-- Stored data --
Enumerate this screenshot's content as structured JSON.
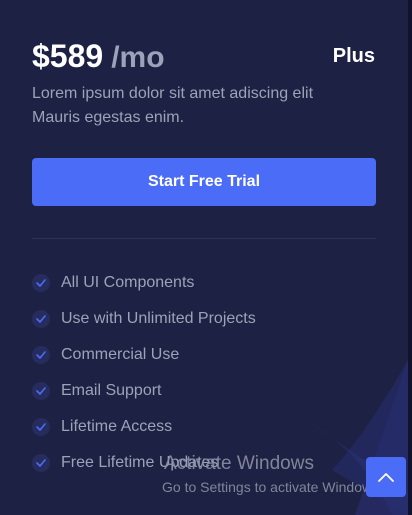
{
  "pricing_card": {
    "price": "$589",
    "period": "/mo",
    "plan_name": "Plus",
    "description": "Lorem ipsum dolor sit amet adiscing elit Mauris egestas enim.",
    "cta_label": "Start Free Trial",
    "features": [
      {
        "label": "All UI Components",
        "icon": "check-icon"
      },
      {
        "label": "Use with Unlimited Projects",
        "icon": "check-icon"
      },
      {
        "label": "Commercial Use",
        "icon": "check-icon"
      },
      {
        "label": "Email Support",
        "icon": "check-icon"
      },
      {
        "label": "Lifetime Access",
        "icon": "check-icon"
      },
      {
        "label": "Free Lifetime Updates",
        "icon": "check-icon"
      }
    ]
  },
  "activation_watermark": {
    "title": "Activate Windows",
    "subtitle": "Go to Settings to activate Windows."
  },
  "scroll_top_button": {
    "icon": "chevron-up-icon"
  },
  "colors": {
    "card_background": "#1d2144",
    "accent": "#4a6cf7",
    "text_primary": "#ffffff",
    "text_secondary": "#9ca3b8",
    "check_badge": "#262c5d"
  }
}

-- EXERCISE AIM --
The records above need to be restated word for word, with the pictures left out.

-- TASK OUTPUT --
Enumerate this screenshot's content as structured JSON.
{
  "pricing_card": {
    "price": "$589",
    "period": "/mo",
    "plan_name": "Plus",
    "description": "Lorem ipsum dolor sit amet adiscing elit Mauris egestas enim.",
    "cta_label": "Start Free Trial",
    "features": [
      {
        "label": "All UI Components",
        "icon": "check-icon"
      },
      {
        "label": "Use with Unlimited Projects",
        "icon": "check-icon"
      },
      {
        "label": "Commercial Use",
        "icon": "check-icon"
      },
      {
        "label": "Email Support",
        "icon": "check-icon"
      },
      {
        "label": "Lifetime Access",
        "icon": "check-icon"
      },
      {
        "label": "Free Lifetime Updates",
        "icon": "check-icon"
      }
    ]
  },
  "activation_watermark": {
    "title": "Activate Windows",
    "subtitle": "Go to Settings to activate Windows."
  },
  "scroll_top_button": {
    "icon": "chevron-up-icon"
  },
  "colors": {
    "card_background": "#1d2144",
    "accent": "#4a6cf7",
    "text_primary": "#ffffff",
    "text_secondary": "#9ca3b8",
    "check_badge": "#262c5d"
  }
}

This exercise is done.